### [Data entries]
· · · · · · ·

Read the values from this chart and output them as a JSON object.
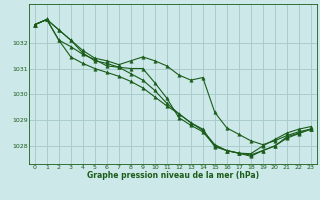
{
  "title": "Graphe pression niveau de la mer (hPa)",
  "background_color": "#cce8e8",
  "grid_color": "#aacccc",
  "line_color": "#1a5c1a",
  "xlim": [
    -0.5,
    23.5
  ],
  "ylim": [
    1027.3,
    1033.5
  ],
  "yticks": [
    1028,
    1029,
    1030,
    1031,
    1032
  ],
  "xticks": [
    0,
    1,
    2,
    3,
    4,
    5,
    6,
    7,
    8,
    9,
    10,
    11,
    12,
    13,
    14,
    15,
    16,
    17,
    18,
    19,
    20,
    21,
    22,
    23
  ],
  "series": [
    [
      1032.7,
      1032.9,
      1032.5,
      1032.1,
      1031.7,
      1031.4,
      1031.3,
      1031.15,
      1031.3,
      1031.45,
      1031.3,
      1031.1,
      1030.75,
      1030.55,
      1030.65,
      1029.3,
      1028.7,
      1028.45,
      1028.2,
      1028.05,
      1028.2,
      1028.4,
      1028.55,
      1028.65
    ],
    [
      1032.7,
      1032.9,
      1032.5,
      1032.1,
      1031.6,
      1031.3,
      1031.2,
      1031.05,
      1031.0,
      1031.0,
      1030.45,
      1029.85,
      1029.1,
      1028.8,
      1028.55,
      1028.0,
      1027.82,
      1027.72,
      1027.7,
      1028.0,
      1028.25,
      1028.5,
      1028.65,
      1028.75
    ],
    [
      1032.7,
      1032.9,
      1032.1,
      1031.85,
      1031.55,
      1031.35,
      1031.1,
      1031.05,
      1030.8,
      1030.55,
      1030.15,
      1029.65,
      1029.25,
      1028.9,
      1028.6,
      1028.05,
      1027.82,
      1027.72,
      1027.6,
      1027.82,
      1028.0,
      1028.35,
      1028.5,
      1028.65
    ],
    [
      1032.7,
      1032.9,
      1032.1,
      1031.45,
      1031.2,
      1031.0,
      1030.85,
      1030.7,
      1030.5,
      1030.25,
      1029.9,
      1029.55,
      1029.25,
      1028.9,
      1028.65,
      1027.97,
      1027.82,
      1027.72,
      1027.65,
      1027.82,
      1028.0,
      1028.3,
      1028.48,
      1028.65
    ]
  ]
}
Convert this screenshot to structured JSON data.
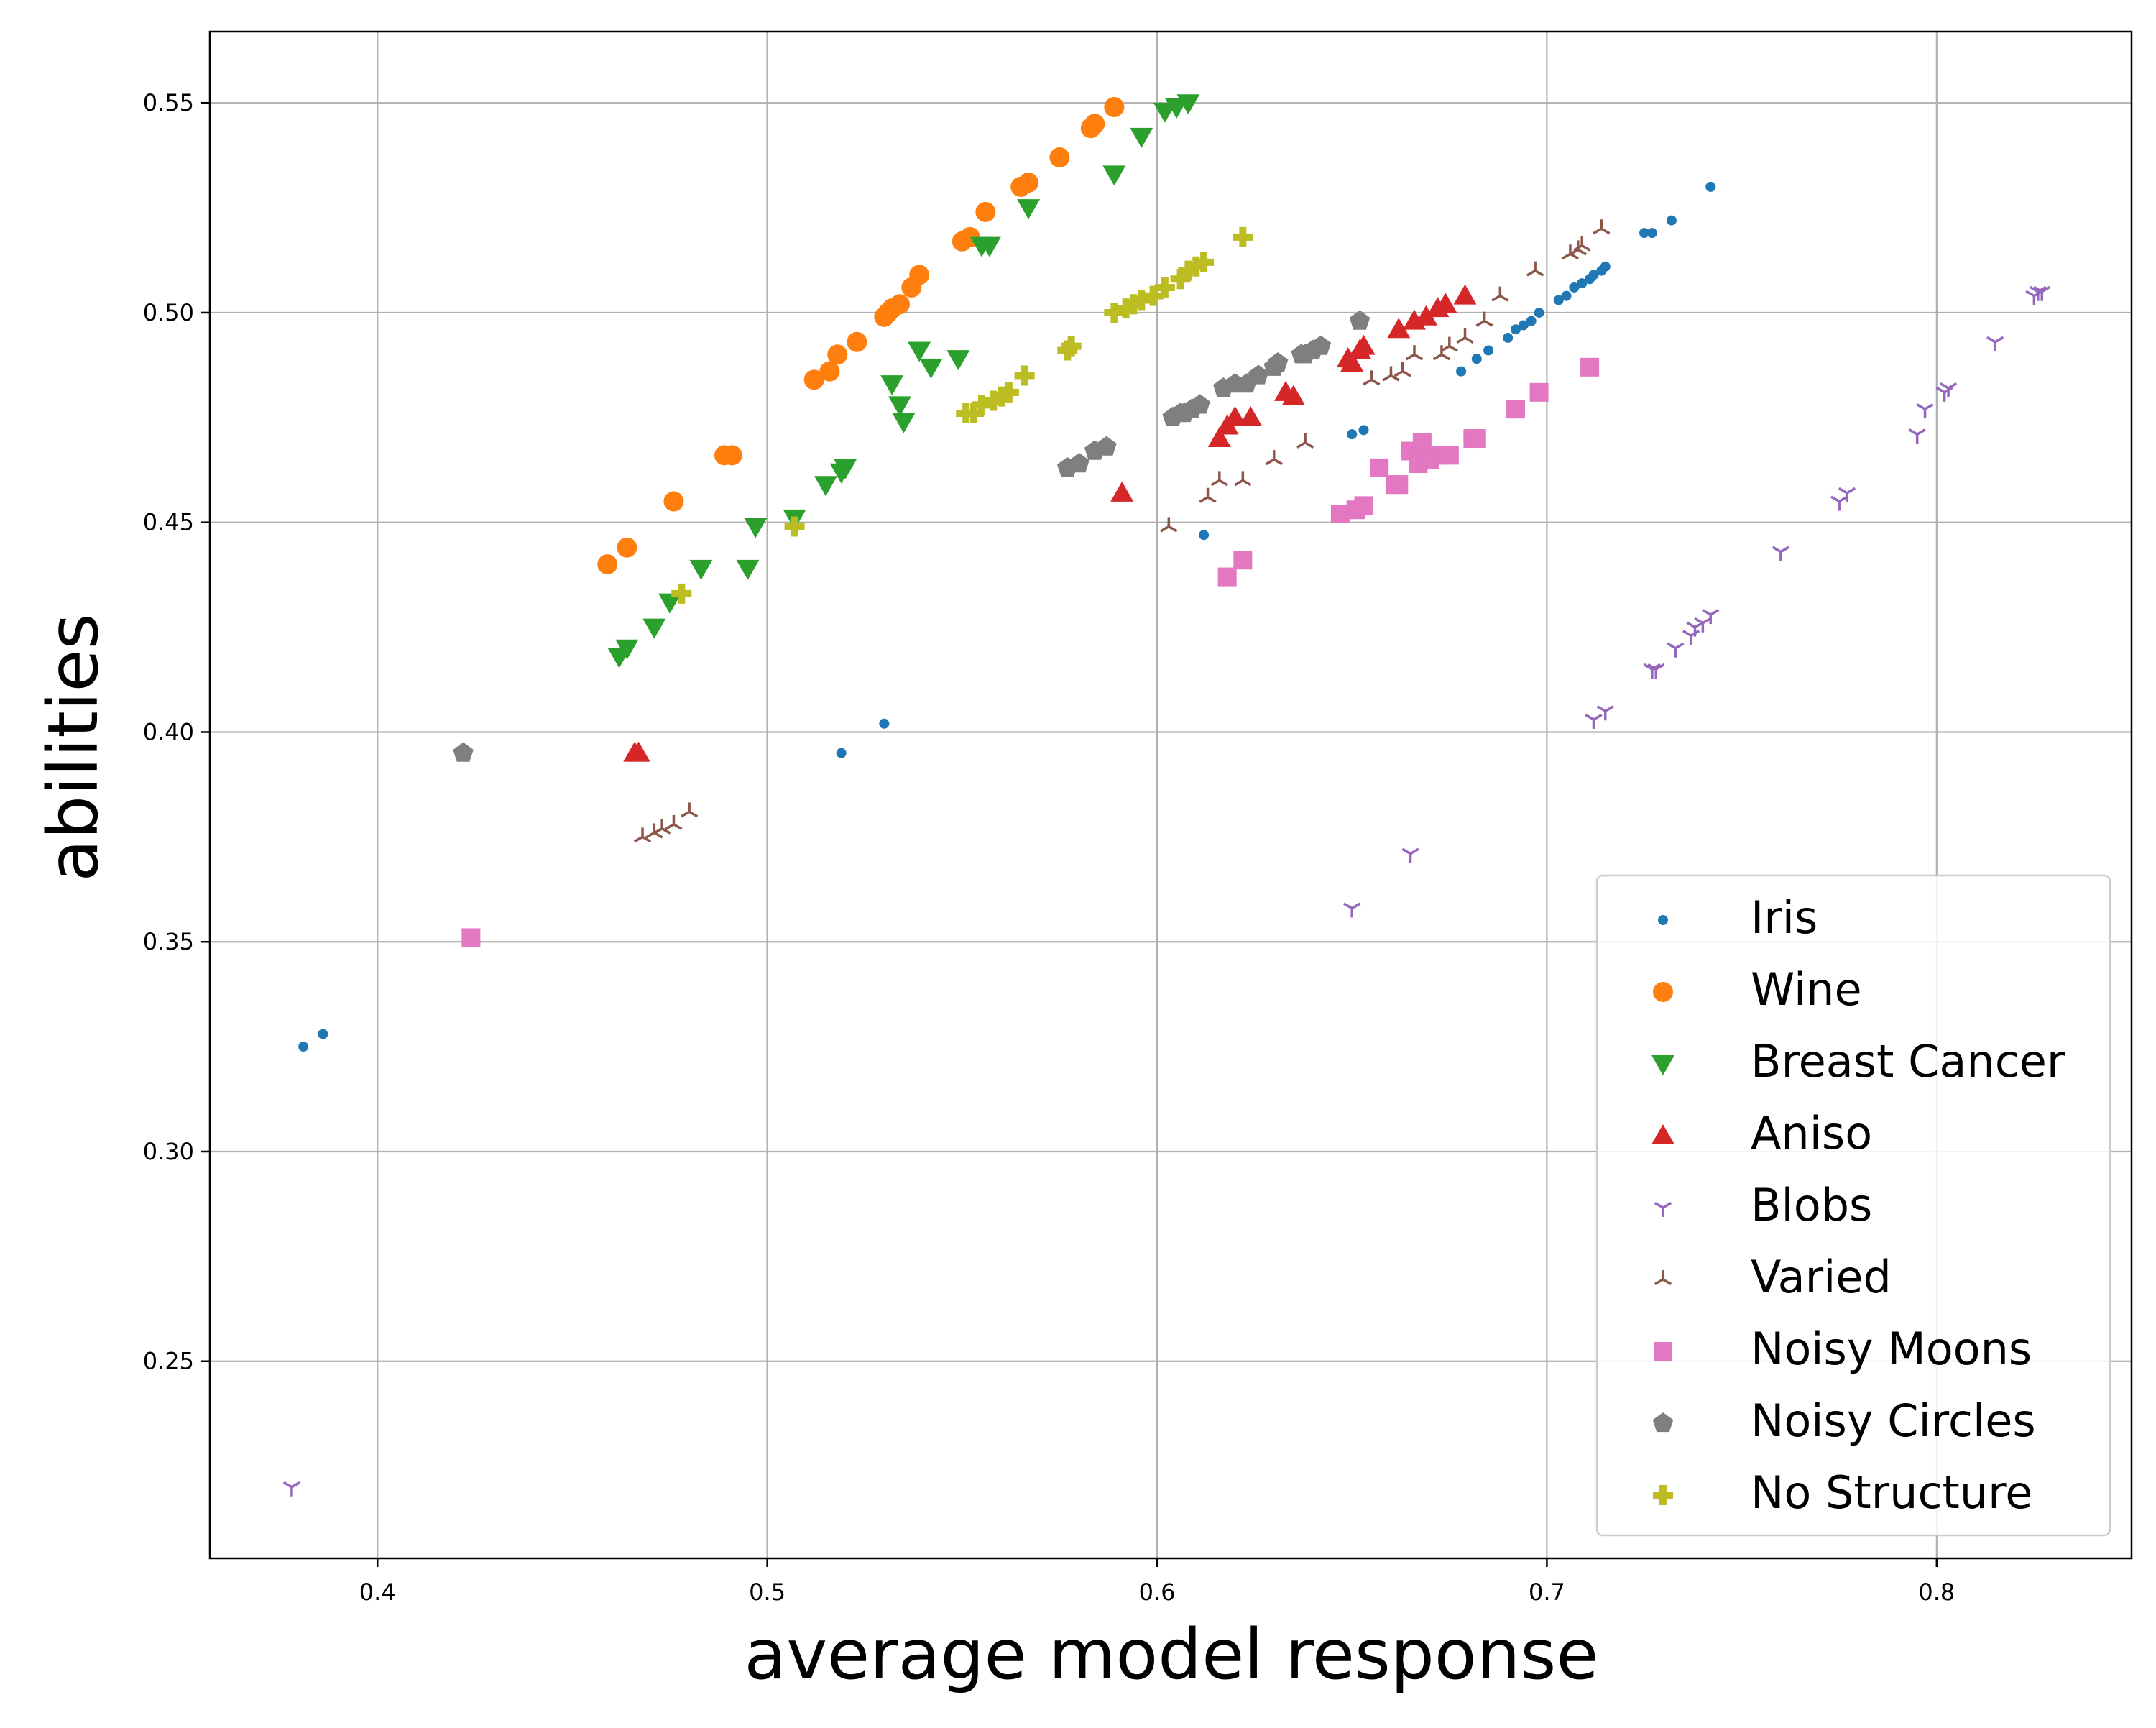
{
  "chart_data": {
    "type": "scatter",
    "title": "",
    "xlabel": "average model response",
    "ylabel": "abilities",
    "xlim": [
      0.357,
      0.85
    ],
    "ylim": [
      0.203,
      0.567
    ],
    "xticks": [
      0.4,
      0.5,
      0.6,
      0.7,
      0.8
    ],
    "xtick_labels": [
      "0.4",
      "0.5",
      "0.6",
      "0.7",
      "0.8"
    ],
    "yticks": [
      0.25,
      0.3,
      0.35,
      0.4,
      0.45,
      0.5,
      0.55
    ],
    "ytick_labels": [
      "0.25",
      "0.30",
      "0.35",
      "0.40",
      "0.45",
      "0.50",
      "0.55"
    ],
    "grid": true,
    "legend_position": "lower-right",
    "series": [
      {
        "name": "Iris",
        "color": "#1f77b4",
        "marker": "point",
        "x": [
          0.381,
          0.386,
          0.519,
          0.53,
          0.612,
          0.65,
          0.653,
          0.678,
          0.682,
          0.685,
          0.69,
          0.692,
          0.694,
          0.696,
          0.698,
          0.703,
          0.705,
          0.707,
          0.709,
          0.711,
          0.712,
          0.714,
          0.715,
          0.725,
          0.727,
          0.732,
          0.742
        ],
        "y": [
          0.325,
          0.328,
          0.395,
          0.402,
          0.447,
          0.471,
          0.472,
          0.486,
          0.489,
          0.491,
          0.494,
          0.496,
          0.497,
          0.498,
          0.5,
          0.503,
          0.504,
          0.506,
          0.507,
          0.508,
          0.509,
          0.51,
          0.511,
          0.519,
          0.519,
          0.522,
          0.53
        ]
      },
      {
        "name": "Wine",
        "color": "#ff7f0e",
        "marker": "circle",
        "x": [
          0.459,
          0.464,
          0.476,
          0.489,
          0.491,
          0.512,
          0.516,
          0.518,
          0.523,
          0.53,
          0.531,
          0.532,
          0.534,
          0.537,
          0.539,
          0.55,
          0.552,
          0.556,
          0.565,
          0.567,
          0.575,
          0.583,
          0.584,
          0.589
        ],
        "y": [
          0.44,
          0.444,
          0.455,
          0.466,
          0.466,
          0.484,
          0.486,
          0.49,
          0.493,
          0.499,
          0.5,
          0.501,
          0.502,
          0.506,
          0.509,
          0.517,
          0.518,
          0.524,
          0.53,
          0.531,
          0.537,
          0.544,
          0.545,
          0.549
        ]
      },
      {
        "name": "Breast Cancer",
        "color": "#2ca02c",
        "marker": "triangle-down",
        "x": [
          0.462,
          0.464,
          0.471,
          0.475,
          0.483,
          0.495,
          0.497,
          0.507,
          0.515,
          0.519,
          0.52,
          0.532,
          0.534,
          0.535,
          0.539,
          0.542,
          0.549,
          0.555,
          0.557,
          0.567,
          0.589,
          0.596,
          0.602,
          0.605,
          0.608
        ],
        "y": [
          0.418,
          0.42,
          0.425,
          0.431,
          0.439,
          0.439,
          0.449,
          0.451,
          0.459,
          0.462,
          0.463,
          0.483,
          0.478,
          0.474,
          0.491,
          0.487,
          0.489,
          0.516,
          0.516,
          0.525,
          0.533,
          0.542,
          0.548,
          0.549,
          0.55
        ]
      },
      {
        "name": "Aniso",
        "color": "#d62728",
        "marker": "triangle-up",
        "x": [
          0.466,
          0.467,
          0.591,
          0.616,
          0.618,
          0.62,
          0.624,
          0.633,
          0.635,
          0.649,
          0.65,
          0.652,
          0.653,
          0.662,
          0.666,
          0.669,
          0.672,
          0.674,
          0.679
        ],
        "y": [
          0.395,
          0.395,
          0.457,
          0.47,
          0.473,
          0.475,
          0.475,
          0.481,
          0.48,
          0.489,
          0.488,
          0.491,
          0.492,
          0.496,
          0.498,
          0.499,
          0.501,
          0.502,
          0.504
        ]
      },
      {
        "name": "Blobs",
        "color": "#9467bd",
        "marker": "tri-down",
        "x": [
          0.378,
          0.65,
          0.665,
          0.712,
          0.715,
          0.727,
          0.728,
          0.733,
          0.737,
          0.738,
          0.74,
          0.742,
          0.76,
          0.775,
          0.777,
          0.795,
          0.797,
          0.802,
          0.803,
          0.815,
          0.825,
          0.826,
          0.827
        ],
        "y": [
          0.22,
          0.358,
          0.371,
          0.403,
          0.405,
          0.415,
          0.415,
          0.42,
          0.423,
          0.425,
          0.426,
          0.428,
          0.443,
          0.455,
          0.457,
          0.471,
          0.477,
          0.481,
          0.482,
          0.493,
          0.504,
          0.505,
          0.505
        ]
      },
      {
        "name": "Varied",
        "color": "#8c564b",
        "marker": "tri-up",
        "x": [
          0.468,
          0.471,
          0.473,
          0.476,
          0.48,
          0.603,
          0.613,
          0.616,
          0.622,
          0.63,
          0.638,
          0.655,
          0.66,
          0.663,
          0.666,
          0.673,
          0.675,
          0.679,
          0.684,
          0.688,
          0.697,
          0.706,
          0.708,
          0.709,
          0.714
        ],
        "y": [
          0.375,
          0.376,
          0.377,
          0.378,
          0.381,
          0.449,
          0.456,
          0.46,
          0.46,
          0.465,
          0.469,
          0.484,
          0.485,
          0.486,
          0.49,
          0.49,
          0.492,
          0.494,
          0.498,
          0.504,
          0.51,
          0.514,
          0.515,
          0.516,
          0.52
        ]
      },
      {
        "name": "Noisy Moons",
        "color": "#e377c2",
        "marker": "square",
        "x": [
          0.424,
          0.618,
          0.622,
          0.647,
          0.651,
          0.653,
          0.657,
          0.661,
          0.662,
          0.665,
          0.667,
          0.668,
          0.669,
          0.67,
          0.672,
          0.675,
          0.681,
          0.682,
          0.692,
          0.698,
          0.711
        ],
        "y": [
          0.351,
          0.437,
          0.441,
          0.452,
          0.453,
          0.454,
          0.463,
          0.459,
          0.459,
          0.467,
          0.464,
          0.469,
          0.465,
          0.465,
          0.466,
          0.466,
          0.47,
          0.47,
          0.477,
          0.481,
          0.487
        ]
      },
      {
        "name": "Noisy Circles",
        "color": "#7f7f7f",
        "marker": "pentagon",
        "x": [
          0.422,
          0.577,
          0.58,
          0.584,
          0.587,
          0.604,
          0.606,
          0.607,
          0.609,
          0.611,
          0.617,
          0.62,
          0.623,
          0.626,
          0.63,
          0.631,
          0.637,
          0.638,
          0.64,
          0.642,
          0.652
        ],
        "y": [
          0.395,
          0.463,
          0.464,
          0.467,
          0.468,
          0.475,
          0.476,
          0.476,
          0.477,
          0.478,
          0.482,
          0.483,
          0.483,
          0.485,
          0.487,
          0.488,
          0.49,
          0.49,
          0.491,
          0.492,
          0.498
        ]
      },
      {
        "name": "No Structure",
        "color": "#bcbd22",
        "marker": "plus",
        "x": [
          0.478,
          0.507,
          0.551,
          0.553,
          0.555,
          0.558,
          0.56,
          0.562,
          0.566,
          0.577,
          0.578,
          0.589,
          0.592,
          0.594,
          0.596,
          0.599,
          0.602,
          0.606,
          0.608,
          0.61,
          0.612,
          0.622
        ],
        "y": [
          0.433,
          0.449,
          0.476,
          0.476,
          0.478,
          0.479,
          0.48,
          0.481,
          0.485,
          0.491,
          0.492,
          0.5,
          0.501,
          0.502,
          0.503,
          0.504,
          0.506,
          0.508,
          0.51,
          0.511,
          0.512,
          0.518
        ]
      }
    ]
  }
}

· · · · · · ·

### [Instructions for the task]
Where a line above contains the string "triangle", copy that line.

### [Finished answer]
        "marker": "triangle-down",
        "marker": "triangle-up",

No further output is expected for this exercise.